## Exercise prompt
Copy out the lines that include the word "with".

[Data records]
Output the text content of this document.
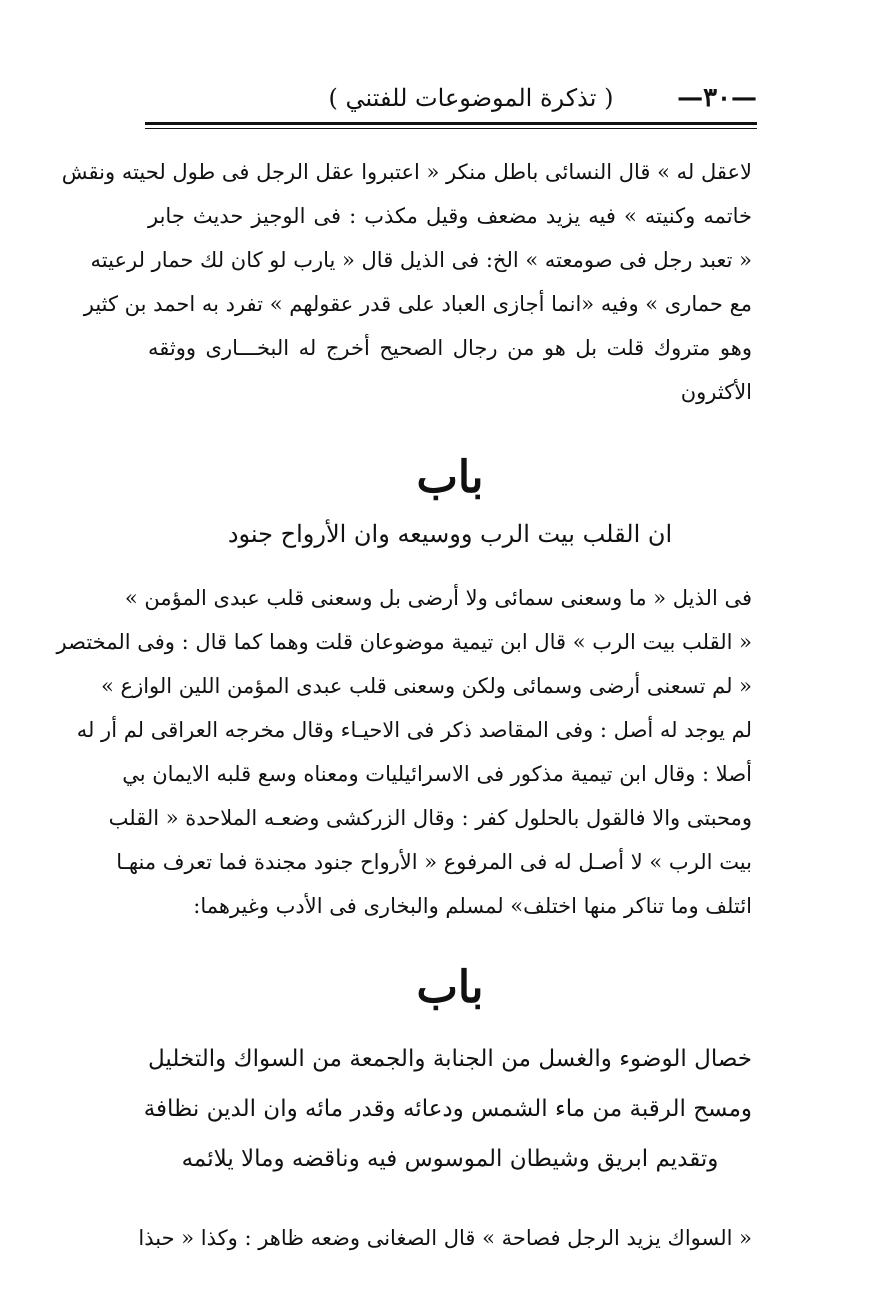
—٣٠—
( تذكرة الموضوعات للفتني )
لاعقل له » قال النسائى باطل منكر « اعتبروا عقل الرجل فى طول لحيته ونقش
خاتمه وكنيته » فيه يزيد مضعف وقيل مكذب : فى الوجيز حديث جابر
« تعبد رجل فى صومعته » الخ: فى الذيل قال « يارب لو كان لك حمار لرعيته
مع حمارى » وفيه «انما أجازى العباد على قدر عقولهم » تفرد به احمد بن كثير
وهو متروك قلت بل هو من رجال الصحيح أخرج له البخـــارى ووثقه
الأكثرون
باب
ان القلب بيت الرب ووسيعه وان الأرواح جنود
فى الذيل « ما وسعنى سمائى ولا أرضى بل وسعنى قلب عبدى المؤمن »
« القلب بيت الرب » قال ابن تيمية موضوعان قلت وهما كما قال : وفى المختصر
« لم تسعنى أرضى وسمائى ولكن وسعنى قلب عبدى المؤمن اللين الوازع »
لم يوجد له أصل : وفى المقاصد ذكر فى الاحيـاء وقال مخرجه العراقى لم أر له
أصلا : وقال ابن تيمية مذكور فى الاسرائيليات ومعناه وسع قلبه الايمان بي
ومحبتى والا فالقول بالحلول كفر : وقال الزركشى وضعـه الملاحدة « القلب
بيت الرب » لا أصـل له فى المرفوع « الأرواح جنود مجندة فما تعرف منهـا
ائتلف وما تناكر منها اختلف» لمسلم والبخارى فى الأدب وغيرهما:
باب
خصال الوضوء والغسل من الجنابة والجمعة من السواك والتخليل
ومسح الرقبة من ماء الشمس ودعائه وقدر مائه وان الدين نظافة
وتقديم ابريق وشيطان الموسوس فيه وناقضه ومالا يلائمه
« السواك يزيد الرجل فصاحة » قال الصغانى وضعه ظاهر : وكذا « حبذا
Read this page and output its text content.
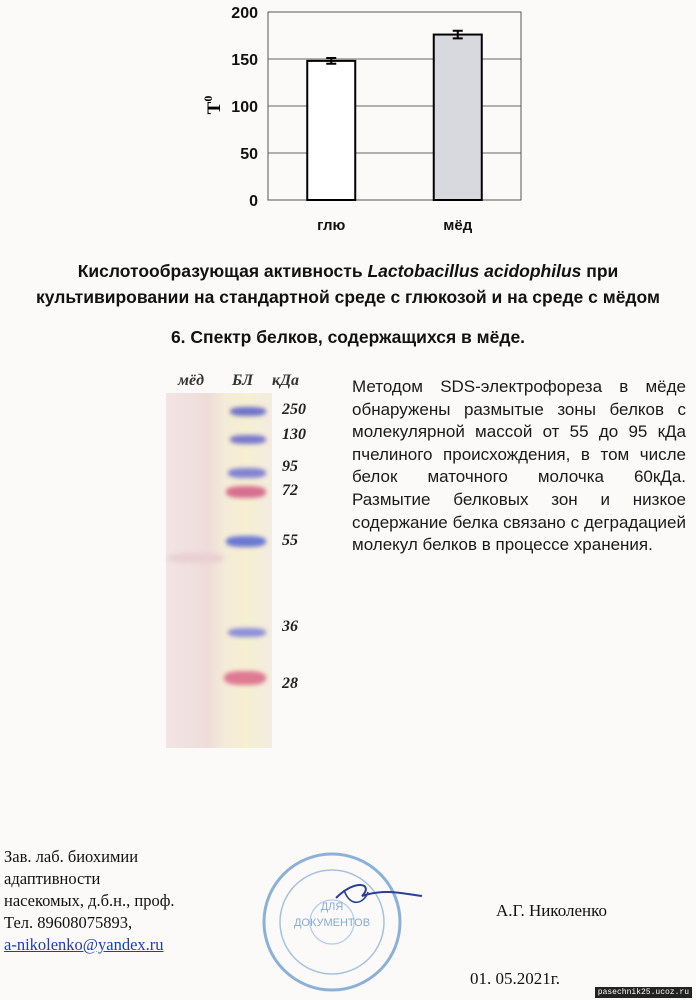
0
50
100
150
200
глю	мёд
$T^0$
Кислотообразующая активность Lactobacillus acidophilus при
культивировании на стандартной среде с глюкозой и на среде с мёдом
6. Спектр белков, содержащихся в мёде.
мёд БЛ кДа
250
130
95
72
55
36
28
Методом SDS-электрофореза в мёде обнаружены размытые зоны белков с молекулярной массой от 55 до 95 кДа пчелиного происхождения, в том числе белок маточного молочка 60кДа. Размытие белковых зон и низкое содержание белка связано с деградацией молекул белков в процессе хранения.
Зав. лаб. биохимии
адаптивности
насекомых, д.б.н., проф.
Тел. 89608075893,
a-nikolenko@yandex.ru
ДЛЯ
ДОКУМЕНТОВ
А.Г. Николенко
01. 05.2021г.
pasechnik25.ucoz.ru
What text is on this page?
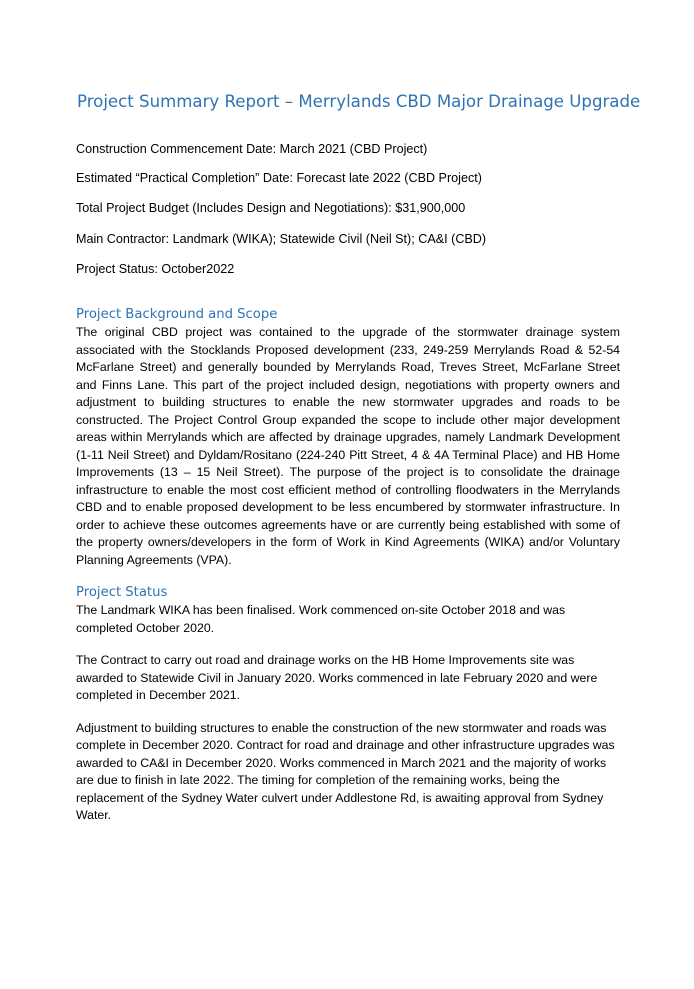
Project Summary Report – Merrylands CBD Major Drainage Upgrade

Construction Commencement Date: March 2021 (CBD Project)

Estimated “Practical Completion” Date: Forecast late 2022 (CBD Project)

Total Project Budget (Includes Design and Negotiations): $31,900,000

Main Contractor: Landmark (WIKA); Statewide Civil (Neil St); CA&I (CBD)

Project Status: October2022

Project Background and Scope

The original CBD project was contained to the upgrade of the stormwater drainage system associated with the Stocklands Proposed development (233, 249-259 Merrylands Road & 52-54 McFarlane Street) and generally bounded by Merrylands Road, Treves Street, McFarlane Street and Finns Lane. This part of the project included design, negotiations with property owners and adjustment to building structures to enable the new stormwater upgrades and roads to be constructed. The Project Control Group expanded the scope to include other major development areas within Merrylands which are affected by drainage upgrades, namely Landmark Development (1-11 Neil Street) and Dyldam/Rositano (224-240 Pitt Street, 4 & 4A Terminal Place) and HB Home Improvements (13 – 15 Neil Street). The purpose of the project is to consolidate the drainage infrastructure to enable the most cost efficient method of controlling floodwaters in the Merrylands CBD and to enable proposed development to be less encumbered by stormwater infrastructure. In order to achieve these outcomes agreements have or are currently being established with some of the property owners/developers in the form of Work in Kind Agreements (WIKA) and/or Voluntary Planning Agreements (VPA).

Project Status

The Landmark WIKA has been finalised. Work commenced on-site October 2018 and was completed October 2020.

The Contract to carry out road and drainage works on the HB Home Improvements site was awarded to Statewide Civil in January 2020. Works commenced in late February 2020 and were completed in December 2021.

Adjustment to building structures to enable the construction of the new stormwater and roads was complete in December 2020. Contract for road and drainage and other infrastructure upgrades was awarded to CA&I in December 2020. Works commenced in March 2021 and the majority of works are due to finish in late 2022. The timing for completion of the remaining works, being the replacement of the Sydney Water culvert under Addlestone Rd, is awaiting approval from Sydney Water.
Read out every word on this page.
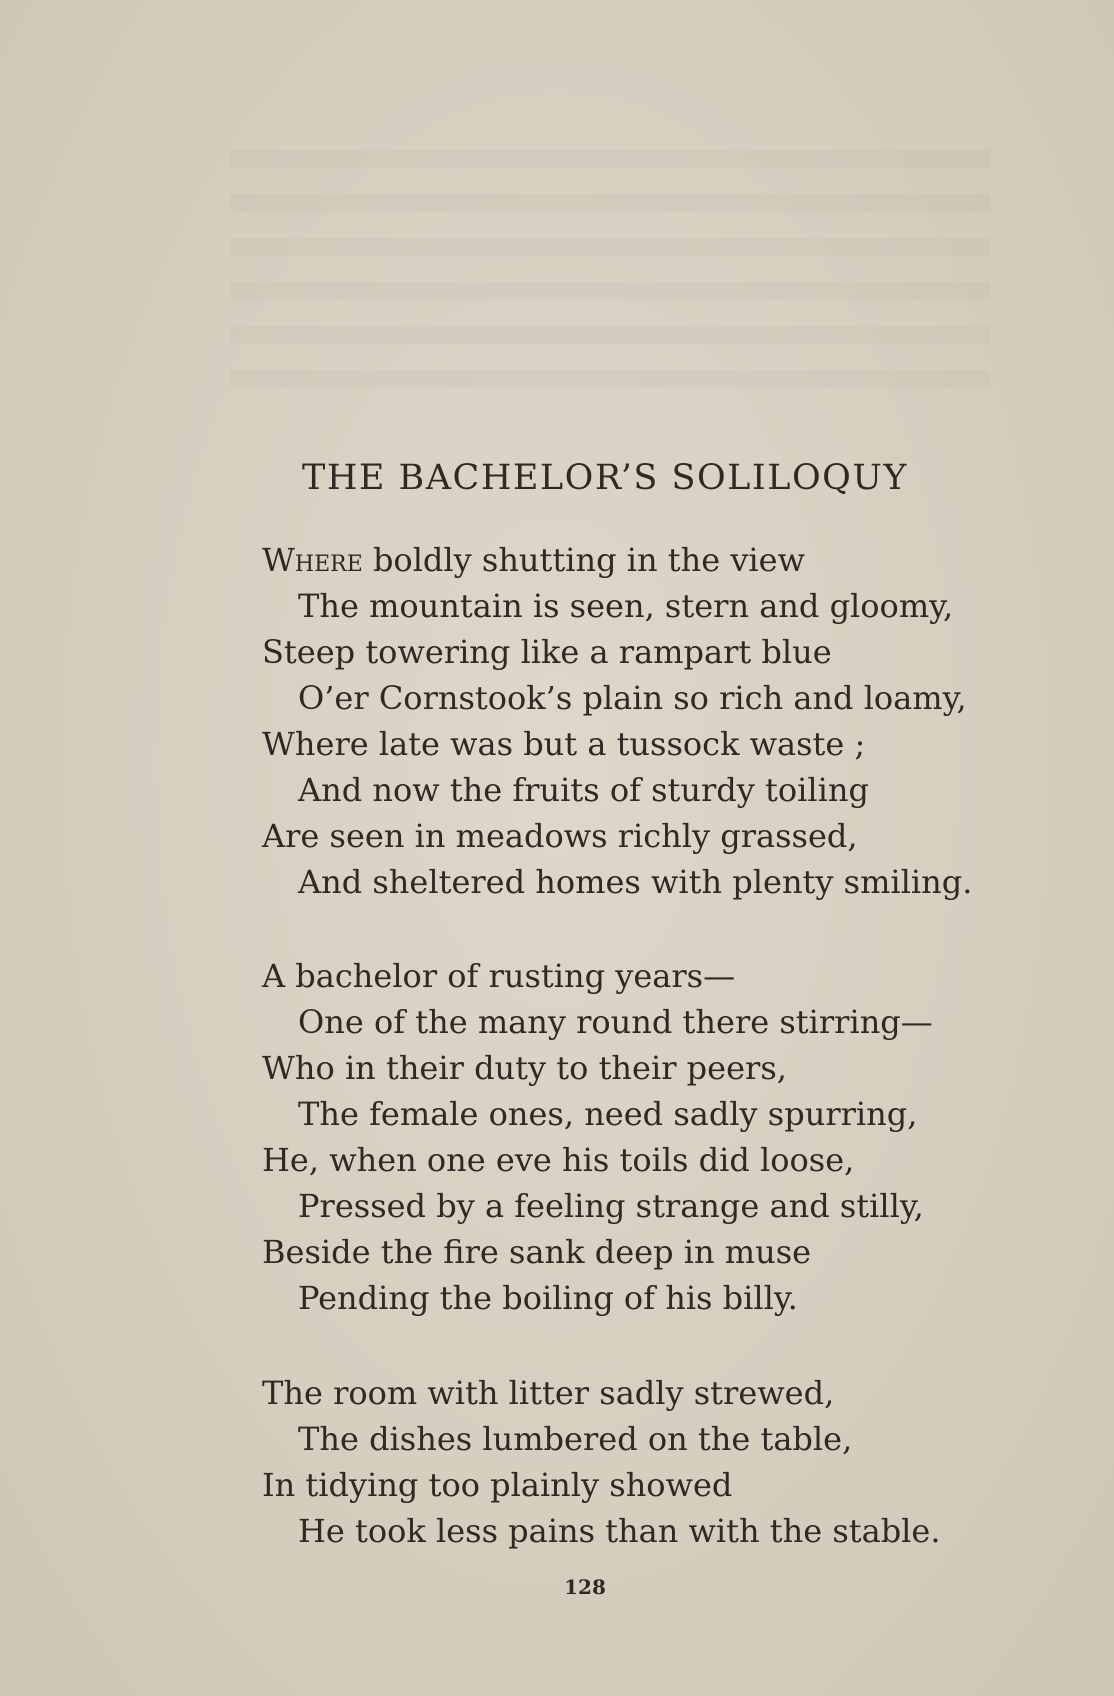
THE BACHELOR’S SOLILOQUY
Where boldly shutting in the view
The mountain is seen, stern and gloomy,
Steep towering like a rampart blue
O’er Cornstook’s plain so rich and loamy,
Where late was but a tussock waste ;
And now the fruits of sturdy toiling
Are seen in meadows richly grassed,
And sheltered homes with plenty smiling.
A bachelor of rusting years—
One of the many round there stirring—
Who in their duty to their peers,
The female ones, need sadly spurring,
He, when one eve his toils did loose,
Pressed by a feeling strange and stilly,
Beside the fire sank deep in muse
Pending the boiling of his billy.
The room with litter sadly strewed,
The dishes lumbered on the table,
In tidying too plainly showed
He took less pains than with the stable.
128
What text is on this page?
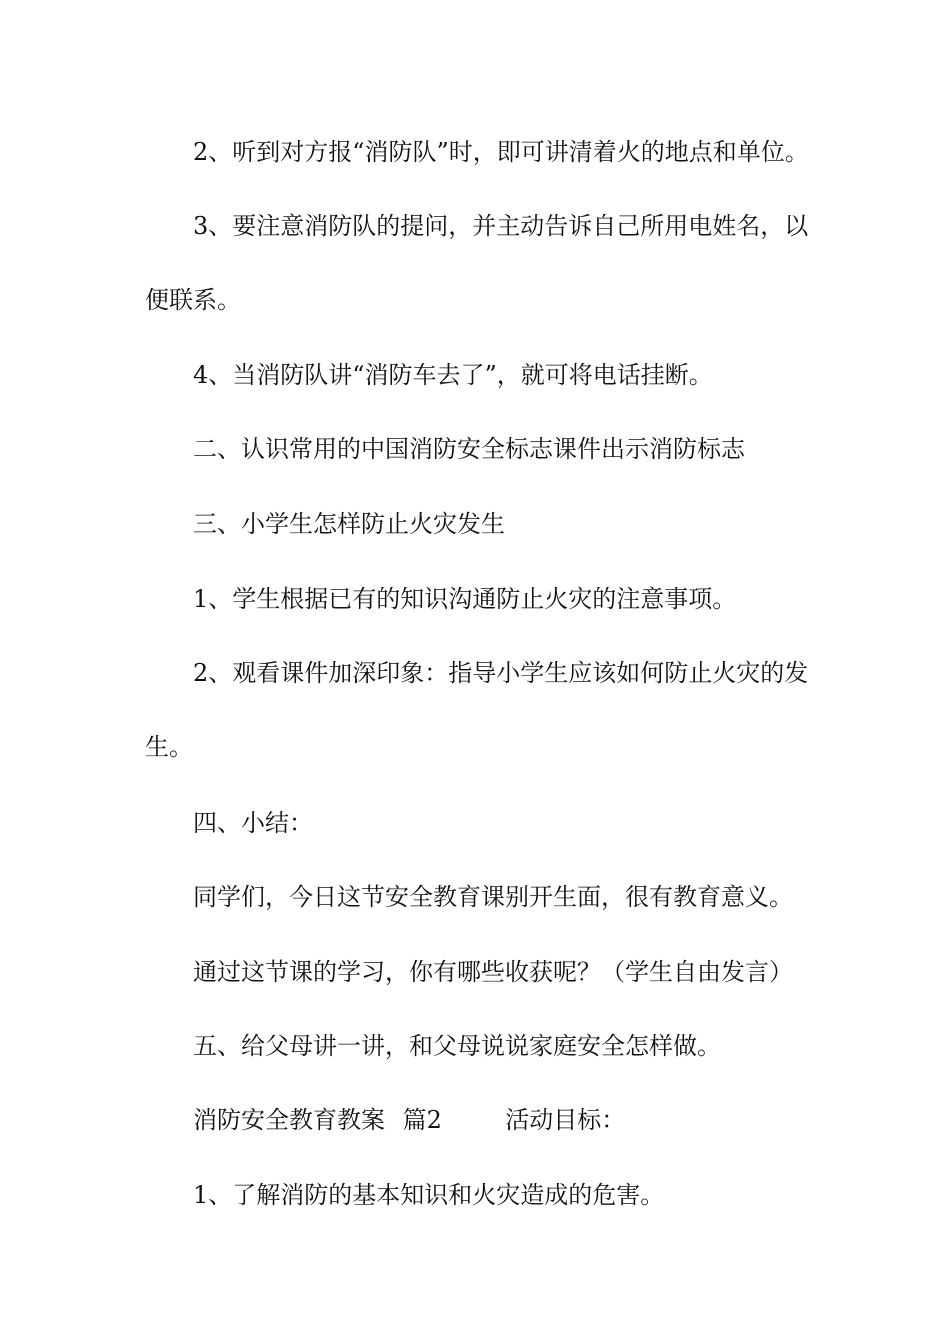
2、听到对方报“消防队”时，即可讲清着火的地点和单位。
3、要注意消防队的提问，并主动告诉自己所用电姓名，以
便联系。
4、当消防队讲“消防车去了”，就可将电话挂断。
二、认识常用的中国消防安全标志课件出示消防标志
三、小学生怎样防止火灾发生
1、学生根据已有的知识沟通防止火灾的注意事项。
2、观看课件加深印象：指导小学生应该如何防止火灾的发
生。
四、小结：
同学们，今日这节安全教育课别开生面，很有教育意义。
通过这节课的学习，你有哪些收获呢？（学生自由发言）
五、给父母讲一讲，和父母说说家庭安全怎样做。
消防安全教育教案 篇2	活动目标：
1、了解消防的基本知识和火灾造成的危害。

## Correct response
The original CBD project was contained to the upgrade of the stormwater drainage system associated with the Stocklands Proposed development (233, 249-259 Merrylands Road & 52-54 McFarlane Street) and generally bounded by Merrylands Road, Treves Street, McFarlane Street and Finns Lane. This part of the project included design, negotiations with property owners and adjustment to building structures to enable the new stormwater upgrades and roads to be constructed. The Project Control Group expanded the scope to include other major development areas within Merrylands which are affected by drainage upgrades, namely Landmark Development (1-11 Neil Street) and Dyldam/Rositano (224-240 Pitt Street, 4 & 4A Terminal Place) and HB Home Improvements (13 – 15 Neil Street). The purpose of the project is to consolidate the drainage infrastructure to enable the most cost efficient method of controlling floodwaters in the Merrylands CBD and to enable proposed development to be less encumbered by stormwater infrastructure. In order to achieve these outcomes agreements have or are currently being established with some of the property owners/developers in the form of Work in Kind Agreements (WIKA) and/or Voluntary Planning Agreements (VPA).
And sheltered homes with plenty smiling.
The room with litter sadly strewed,
He took less pains than with the stable.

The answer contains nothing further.